WRITTEN TASK.
Set down all of the data that follows word for word, without the images.

DATASET EXTRACT.
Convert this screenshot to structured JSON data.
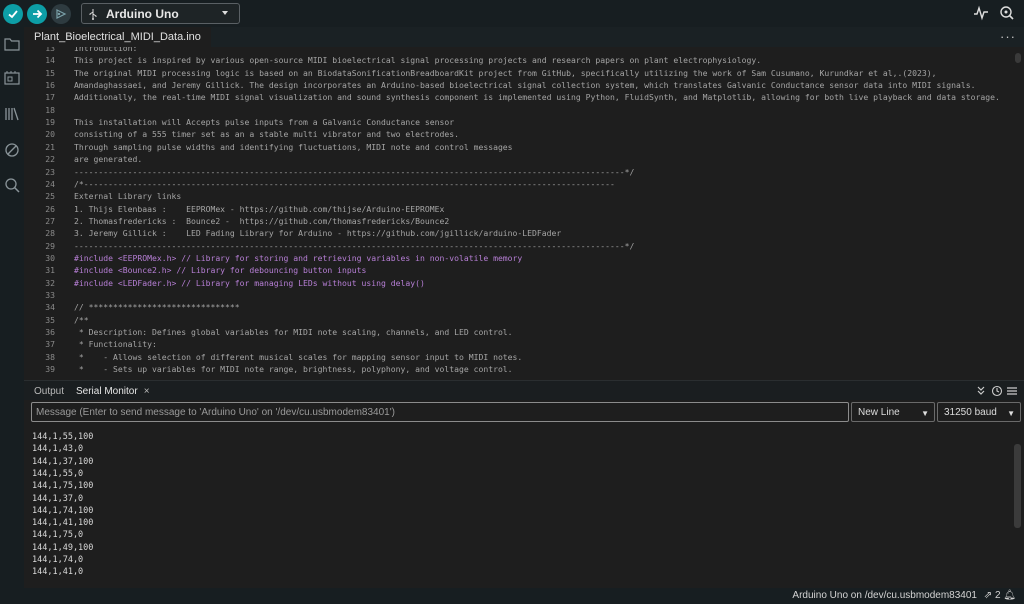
{
  "toolbar": {
    "board_name": "Arduino Uno",
    "icons": [
      "verify-icon",
      "upload-icon",
      "debugger-icon",
      "usb-icon",
      "serial-plotter-icon",
      "serial-monitor-icon"
    ]
  },
  "sidebar": {
    "icons": [
      "sketchbook-icon",
      "boards-manager-icon",
      "library-manager-icon",
      "debug-icon",
      "search-icon",
      "account-icon"
    ]
  },
  "editor": {
    "tab_label": "Plant_Bioelectrical_MIDI_Data.ino",
    "more_label": "···",
    "lines": [
      {
        "n": "13",
        "text": "Introduction:"
      },
      {
        "n": "14",
        "text": "This project is inspired by various open-source MIDI bioelectrical signal processing projects and research papers on plant electrophysiology."
      },
      {
        "n": "15",
        "text": "The original MIDI processing logic is based on an BiodataSonificationBreadboardKit project from GitHub, specifically utilizing the work of Sam Cusumano, Kurundkar et al,.(2023),"
      },
      {
        "n": "16",
        "text": "Amandaghassaei, and Jeremy Gillick. The design incorporates an Arduino-based bioelectrical signal collection system, which translates Galvanic Conductance sensor data into MIDI signals."
      },
      {
        "n": "17",
        "text": "Additionally, the real-time MIDI signal visualization and sound synthesis component is implemented using Python, FluidSynth, and Matplotlib, allowing for both live playback and data storage."
      },
      {
        "n": "18",
        "text": ""
      },
      {
        "n": "19",
        "text": "This installation will Accepts pulse inputs from a Galvanic Conductance sensor"
      },
      {
        "n": "20",
        "text": "consisting of a 555 timer set as an a stable multi vibrator and two electrodes."
      },
      {
        "n": "21",
        "text": "Through sampling pulse widths and identifying fluctuations, MIDI note and control messages"
      },
      {
        "n": "22",
        "text": "are generated."
      },
      {
        "n": "23",
        "text": "-----------------------------------------------------------------------------------------------------------------*/"
      },
      {
        "n": "24",
        "text": "/*-------------------------------------------------------------------------------------------------------------"
      },
      {
        "n": "25",
        "text": "External Library links"
      },
      {
        "n": "26",
        "text": "1. Thijs Elenbaas :    EEPROMex - https://github.com/thijse/Arduino-EEPROMEx"
      },
      {
        "n": "27",
        "text": "2. Thomasfredericks :  Bounce2 -  https://github.com/thomasfredericks/Bounce2"
      },
      {
        "n": "28",
        "text": "3. Jeremy Gillick :    LED Fading Library for Arduino - https://github.com/jgillick/arduino-LEDFader"
      },
      {
        "n": "29",
        "text": "-----------------------------------------------------------------------------------------------------------------*/"
      },
      {
        "n": "30",
        "text": "#include <EEPROMex.h> // Library for storing and retrieving variables in non-volatile memory"
      },
      {
        "n": "31",
        "text": "#include <Bounce2.h> // Library for debouncing button inputs"
      },
      {
        "n": "32",
        "text": "#include <LEDFader.h> // Library for managing LEDs without using delay()"
      },
      {
        "n": "33",
        "text": ""
      },
      {
        "n": "34",
        "text": "// *******************************"
      },
      {
        "n": "35",
        "text": "/**"
      },
      {
        "n": "36",
        "text": " * Description: Defines global variables for MIDI note scaling, channels, and LED control."
      },
      {
        "n": "37",
        "text": " * Functionality:"
      },
      {
        "n": "38",
        "text": " *    - Allows selection of different musical scales for mapping sensor input to MIDI notes."
      },
      {
        "n": "39",
        "text": " *    - Sets up variables for MIDI note range, brightness, polyphony, and voltage control."
      }
    ]
  },
  "panel": {
    "tab_output": "Output",
    "tab_serial": "Serial Monitor",
    "close_glyph": "×",
    "message_placeholder": "Message (Enter to send message to 'Arduino Uno' on '/dev/cu.usbmodem83401')",
    "line_ending": "New Line",
    "baud_rate": "31250 baud",
    "serial_output": [
      "144,1,55,100",
      "144,1,43,0",
      "144,1,37,100",
      "144,1,55,0",
      "144,1,75,100",
      "144,1,37,0",
      "144,1,74,100",
      "144,1,41,100",
      "144,1,75,0",
      "144,1,49,100",
      "144,1,74,0",
      "144,1,41,0"
    ]
  },
  "statusbar": {
    "connection": "Arduino Uno on /dev/cu.usbmodem83401",
    "notifications": "2"
  }
}
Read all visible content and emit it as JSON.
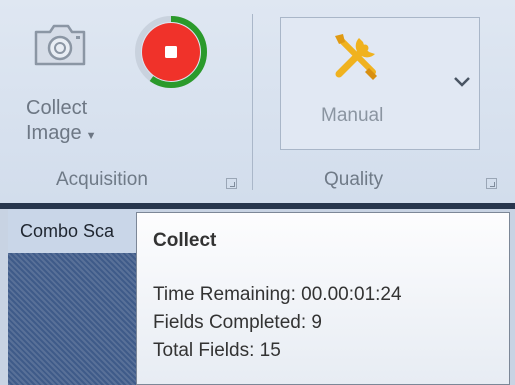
{
  "ribbon": {
    "acquisition": {
      "collect_button": {
        "label_line1": "Collect",
        "label_line2": "Image",
        "icon": "camera-icon"
      },
      "stop_button": {
        "icon": "stop-icon",
        "progress_fraction": 0.6
      },
      "group_label": "Acquisition"
    },
    "quality": {
      "mode_button": {
        "label": "Manual",
        "icon": "wrench-screwdriver-icon"
      },
      "group_label": "Quality"
    }
  },
  "document_tab": {
    "label": "Combo Sca"
  },
  "tooltip": {
    "title": "Collect",
    "lines": [
      "Time Remaining: 00.00:01:24",
      "Fields Completed: 9",
      "Total Fields: 15"
    ]
  },
  "colors": {
    "stop_red": "#f0322a",
    "progress_green": "#2b9a2b",
    "tools_yellow": "#f0b21e",
    "panel_blue": "#3f5b89"
  }
}
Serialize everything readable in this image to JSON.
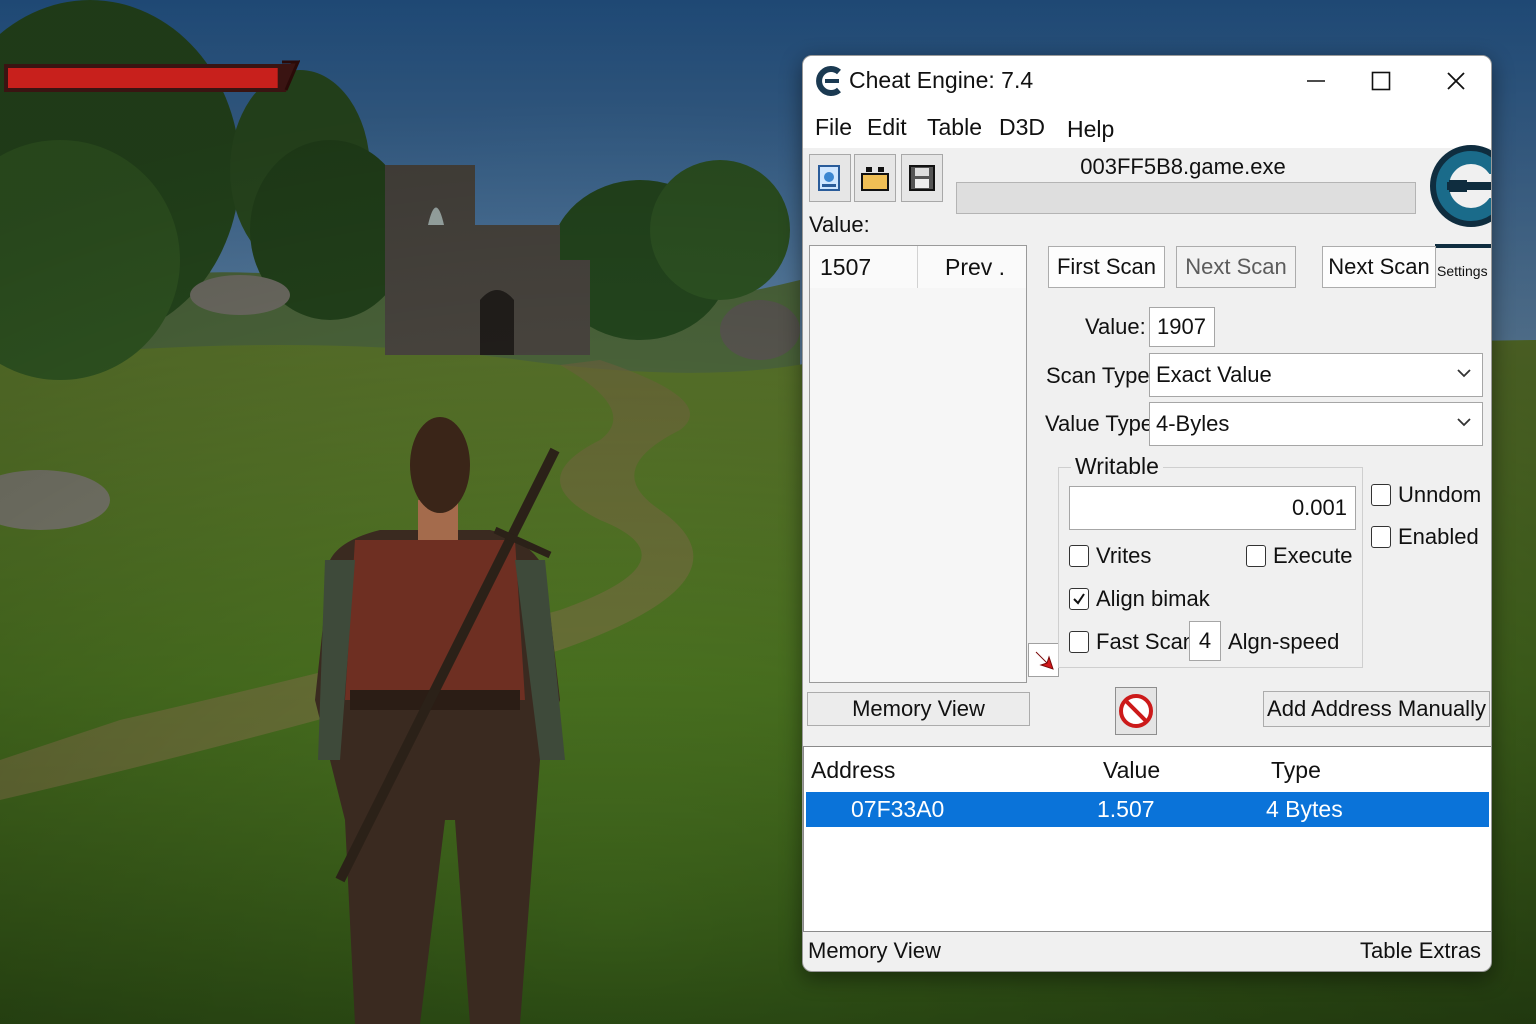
{
  "window": {
    "title": "Cheat Engine: 7.4",
    "controls": [
      "minimize-icon",
      "maximize-icon",
      "close-icon"
    ]
  },
  "menu": [
    "File",
    "Edit",
    "Table",
    "D3D",
    "Help"
  ],
  "toolbar": {
    "icons": [
      "process-list-icon",
      "open-table-icon",
      "save-table-icon"
    ],
    "process_name": "003FF5B8.game.exe",
    "settings_label": "Settings"
  },
  "scan": {
    "value_label": "Value:",
    "results_columns": [
      "1507",
      "Prev ."
    ],
    "first_scan": "First Scan",
    "next_scan_disabled": "Next Scan",
    "next_scan": "Next Scan",
    "value_field_label": "Value:",
    "value_field": "1907",
    "scan_type_label": "Scan Type:",
    "scan_type": "Exact Value",
    "value_type_label": "Value Type:",
    "value_type": "4-Byles"
  },
  "memory_options": {
    "title": "Writable",
    "value": "0.001",
    "writes": "Vrites",
    "execute": "Execute",
    "align": "Align bimak",
    "align_checked": true,
    "fast_scan": "Fast Scan",
    "align_speed_value": "4",
    "align_speed": "Algn-speed",
    "undo": "Unndom",
    "enabled": "Enabled"
  },
  "buttons": {
    "memory_view": "Memory View",
    "add_address": "Add Address Manually"
  },
  "address_list": {
    "columns": [
      "Address",
      "Value",
      "Type"
    ],
    "rows": [
      {
        "address": "07F33A0",
        "value": "1.507",
        "type": "4 Bytes",
        "selected": true
      }
    ]
  },
  "footer": {
    "left": "Memory View",
    "right": "Table Extras"
  },
  "game": {
    "health_fraction": 0.93,
    "health_color": "#c8201c"
  },
  "colors": {
    "selection": "#0a73d9",
    "ce_logo": "#1a6b8a"
  }
}
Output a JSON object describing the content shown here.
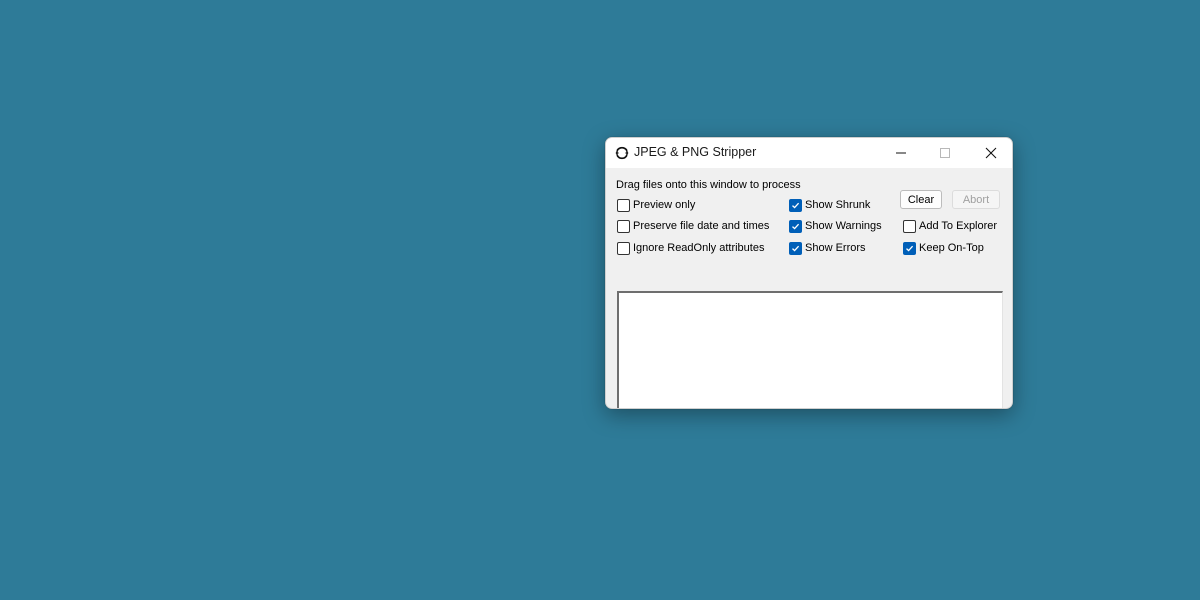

FULL RESPONSE.
Convert this screenshot to structured JSON data.
{
  "toolbar": {
    "board_name": "Arduino Uno",
    "icons": [
      "verify-icon",
      "upload-icon",
      "debugger-icon",
      "usb-icon",
      "serial-plotter-icon",
      "serial-monitor-icon"
    ]
  },
  "sidebar": {
    "icons": [
      "sketchbook-icon",
      "boards-manager-icon",
      "library-manager-icon",
      "debug-icon",
      "search-icon",
      "account-icon"
    ]
  },
  "editor": {
    "tab_label": "Plant_Bioelectrical_MIDI_Data.ino",
    "more_label": "···",
    "lines": [
      {
        "n": "13",
        "text": "Introduction:"
      },
      {
        "n": "14",
        "text": "This project is inspired by various open-source MIDI bioelectrical signal processing projects and research papers on plant electrophysiology."
      },
      {
        "n": "15",
        "text": "The original MIDI processing logic is based on an BiodataSonificationBreadboardKit project from GitHub, specifically utilizing the work of Sam Cusumano, Kurundkar et al,.(2023),"
      },
      {
        "n": "16",
        "text": "Amandaghassaei, and Jeremy Gillick. The design incorporates an Arduino-based bioelectrical signal collection system, which translates Galvanic Conductance sensor data into MIDI signals."
      },
      {
        "n": "17",
        "text": "Additionally, the real-time MIDI signal visualization and sound synthesis component is implemented using Python, FluidSynth, and Matplotlib, allowing for both live playback and data storage."
      },
      {
        "n": "18",
        "text": ""
      },
      {
        "n": "19",
        "text": "This installation will Accepts pulse inputs from a Galvanic Conductance sensor"
      },
      {
        "n": "20",
        "text": "consisting of a 555 timer set as an a stable multi vibrator and two electrodes."
      },
      {
        "n": "21",
        "text": "Through sampling pulse widths and identifying fluctuations, MIDI note and control messages"
      },
      {
        "n": "22",
        "text": "are generated."
      },
      {
        "n": "23",
        "text": "-----------------------------------------------------------------------------------------------------------------*/"
      },
      {
        "n": "24",
        "text": "/*-------------------------------------------------------------------------------------------------------------"
      },
      {
        "n": "25",
        "text": "External Library links"
      },
      {
        "n": "26",
        "text": "1. Thijs Elenbaas :    EEPROMex - https://github.com/thijse/Arduino-EEPROMEx"
      },
      {
        "n": "27",
        "text": "2. Thomasfredericks :  Bounce2 -  https://github.com/thomasfredericks/Bounce2"
      },
      {
        "n": "28",
        "text": "3. Jeremy Gillick :    LED Fading Library for Arduino - https://github.com/jgillick/arduino-LEDFader"
      },
      {
        "n": "29",
        "text": "-----------------------------------------------------------------------------------------------------------------*/"
      },
      {
        "n": "30",
        "text": "#include <EEPROMex.h> // Library for storing and retrieving variables in non-volatile memory"
      },
      {
        "n": "31",
        "text": "#include <Bounce2.h> // Library for debouncing button inputs"
      },
      {
        "n": "32",
        "text": "#include <LEDFader.h> // Library for managing LEDs without using delay()"
      },
      {
        "n": "33",
        "text": ""
      },
      {
        "n": "34",
        "text": "// *******************************"
      },
      {
        "n": "35",
        "text": "/**"
      },
      {
        "n": "36",
        "text": " * Description: Defines global variables for MIDI note scaling, channels, and LED control."
      },
      {
        "n": "37",
        "text": " * Functionality:"
      },
      {
        "n": "38",
        "text": " *    - Allows selection of different musical scales for mapping sensor input to MIDI notes."
      },
      {
        "n": "39",
        "text": " *    - Sets up variables for MIDI note range, brightness, polyphony, and voltage control."
      }
    ]
  },
  "panel": {
    "tab_output": "Output",
    "tab_serial": "Serial Monitor",
    "close_glyph": "×",
    "message_placeholder": "Message (Enter to send message to 'Arduino Uno' on '/dev/cu.usbmodem83401')",
    "line_ending": "New Line",
    "baud_rate": "31250 baud",
    "serial_output": [
      "144,1,55,100",
      "144,1,43,0",
      "144,1,37,100",
      "144,1,55,0",
      "144,1,75,100",
      "144,1,37,0",
      "144,1,74,100",
      "144,1,41,100",
      "144,1,75,0",
      "144,1,49,100",
      "144,1,74,0",
      "144,1,41,0"
    ]
  },
  "statusbar": {
    "connection": "Arduino Uno on /dev/cu.usbmodem83401",
    "notifications": "2"
  }
}
Read all visible content and emit it as JSON.
{
  "ribbon": {
    "acquisition": {
      "collect_button": {
        "label_line1": "Collect",
        "label_line2": "Image",
        "icon": "camera-icon"
      },
      "stop_button": {
        "icon": "stop-icon",
        "progress_fraction": 0.6
      },
      "group_label": "Acquisition"
    },
    "quality": {
      "mode_button": {
        "label": "Manual",
        "icon": "wrench-screwdriver-icon"
      },
      "group_label": "Quality"
    }
  },
  "document_tab": {
    "label": "Combo Sca"
  },
  "tooltip": {
    "title": "Collect",
    "lines": [
      "Time Remaining: 00.00:01:24",
      "Fields Completed: 9",
      "Total Fields: 15"
    ]
  },
  "colors": {
    "stop_red": "#f0322a",
    "progress_green": "#2b9a2b",
    "tools_yellow": "#f0b21e",
    "panel_blue": "#3f5b89"
  }
}
Serialize everything readable in this image to JSON.
{
  "window": {
    "title": "Cheat Engine: 7.4",
    "controls": [
      "minimize-icon",
      "maximize-icon",
      "close-icon"
    ]
  },
  "menu": [
    "File",
    "Edit",
    "Table",
    "D3D",
    "Help"
  ],
  "toolbar": {
    "icons": [
      "process-list-icon",
      "open-table-icon",
      "save-table-icon"
    ],
    "process_name": "003FF5B8.game.exe",
    "settings_label": "Settings"
  },
  "scan": {
    "value_label": "Value:",
    "results_columns": [
      "1507",
      "Prev ."
    ],
    "first_scan": "First Scan",
    "next_scan_disabled": "Next Scan",
    "next_scan": "Next Scan",
    "value_field_label": "Value:",
    "value_field": "1907",
    "scan_type_label": "Scan Type:",
    "scan_type": "Exact Value",
    "value_type_label": "Value Type:",
    "value_type": "4-Byles"
  },
  "memory_options": {
    "title": "Writable",
    "value": "0.001",
    "writes": "Vrites",
    "execute": "Execute",
    "align": "Align bimak",
    "align_checked": true,
    "fast_scan": "Fast Scan",
    "align_speed_value": "4",
    "align_speed": "Algn-speed",
    "undo": "Unndom",
    "enabled": "Enabled"
  },
  "buttons": {
    "memory_view": "Memory View",
    "add_address": "Add Address Manually"
  },
  "address_list": {
    "columns": [
      "Address",
      "Value",
      "Type"
    ],
    "rows": [
      {
        "address": "07F33A0",
        "value": "1.507",
        "type": "4 Bytes",
        "selected": true
      }
    ]
  },
  "footer": {
    "left": "Memory View",
    "right": "Table Extras"
  },
  "game": {
    "health_fraction": 0.93,
    "health_color": "#c8201c"
  },
  "colors": {
    "selection": "#0a73d9",
    "ce_logo": "#1a6b8a"
  }
}
Output a JSON object describing the content shown here.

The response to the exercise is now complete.